━━━━━ DATA IN THIS EXERCISE
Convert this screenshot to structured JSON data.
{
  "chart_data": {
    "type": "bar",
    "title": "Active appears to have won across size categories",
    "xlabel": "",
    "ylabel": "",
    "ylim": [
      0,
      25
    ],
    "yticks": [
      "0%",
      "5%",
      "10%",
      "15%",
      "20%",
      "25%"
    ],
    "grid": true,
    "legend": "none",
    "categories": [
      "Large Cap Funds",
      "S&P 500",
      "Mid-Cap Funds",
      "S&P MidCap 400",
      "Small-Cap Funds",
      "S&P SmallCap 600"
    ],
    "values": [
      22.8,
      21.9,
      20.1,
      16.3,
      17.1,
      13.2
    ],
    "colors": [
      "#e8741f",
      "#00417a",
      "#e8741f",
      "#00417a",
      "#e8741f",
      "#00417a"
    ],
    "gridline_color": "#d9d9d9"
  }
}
━━━━━━━━━━
• **GOAL OF THE EXERCISE**: Copy each line containing the word "categories" from the data.

• **ANSWER BELOW**:
    "title": "Active appears to have won across size categories",
    "categories": [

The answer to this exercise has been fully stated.